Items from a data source
# # # # #
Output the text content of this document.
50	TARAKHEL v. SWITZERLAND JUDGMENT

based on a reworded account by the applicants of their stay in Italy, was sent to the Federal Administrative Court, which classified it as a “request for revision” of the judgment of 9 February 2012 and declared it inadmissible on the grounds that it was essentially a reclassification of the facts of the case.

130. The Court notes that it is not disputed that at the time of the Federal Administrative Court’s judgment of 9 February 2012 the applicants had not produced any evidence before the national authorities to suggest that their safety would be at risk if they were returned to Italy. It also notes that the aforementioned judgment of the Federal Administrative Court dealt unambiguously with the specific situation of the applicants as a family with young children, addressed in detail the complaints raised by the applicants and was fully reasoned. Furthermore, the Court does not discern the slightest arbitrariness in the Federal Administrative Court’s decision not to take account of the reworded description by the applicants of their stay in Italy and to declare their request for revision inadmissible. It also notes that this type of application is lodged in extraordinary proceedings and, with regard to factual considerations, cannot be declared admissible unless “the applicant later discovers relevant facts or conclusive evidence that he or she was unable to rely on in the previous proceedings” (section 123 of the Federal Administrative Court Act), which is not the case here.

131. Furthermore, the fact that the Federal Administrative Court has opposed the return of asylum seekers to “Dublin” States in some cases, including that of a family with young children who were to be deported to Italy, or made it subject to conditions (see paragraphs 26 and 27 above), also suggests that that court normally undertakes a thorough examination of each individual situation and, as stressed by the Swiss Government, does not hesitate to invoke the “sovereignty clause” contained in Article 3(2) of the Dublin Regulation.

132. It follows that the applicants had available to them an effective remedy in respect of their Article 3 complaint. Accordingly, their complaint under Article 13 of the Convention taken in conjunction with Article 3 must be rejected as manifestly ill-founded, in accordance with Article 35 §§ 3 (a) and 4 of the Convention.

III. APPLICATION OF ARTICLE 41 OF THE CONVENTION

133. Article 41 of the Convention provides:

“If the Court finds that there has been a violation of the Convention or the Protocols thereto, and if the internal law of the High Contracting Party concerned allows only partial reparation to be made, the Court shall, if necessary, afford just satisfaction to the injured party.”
# # # # #
In the listing above, find the lines holding the word "made" and copy them.

Result for this exercise
131. Furthermore, the fact that the Federal Administrative Court has opposed the return of asylum seekers to “Dublin” States in some cases, including that of a family with young children who were to be deported to Italy, or made it subject to conditions (see paragraphs 26 and 27 above), also suggests that that court normally undertakes a thorough examination of each individual situation and, as stressed by the Swiss Government, does not hesitate to invoke the “sovereignty clause” contained in Article 3(2) of the Dublin Regulation.
“If the Court finds that there has been a violation of the Convention or the Protocols thereto, and if the internal law of the High Contracting Party concerned allows only partial reparation to be made, the Court shall, if necessary, afford just satisfaction to the injured party.”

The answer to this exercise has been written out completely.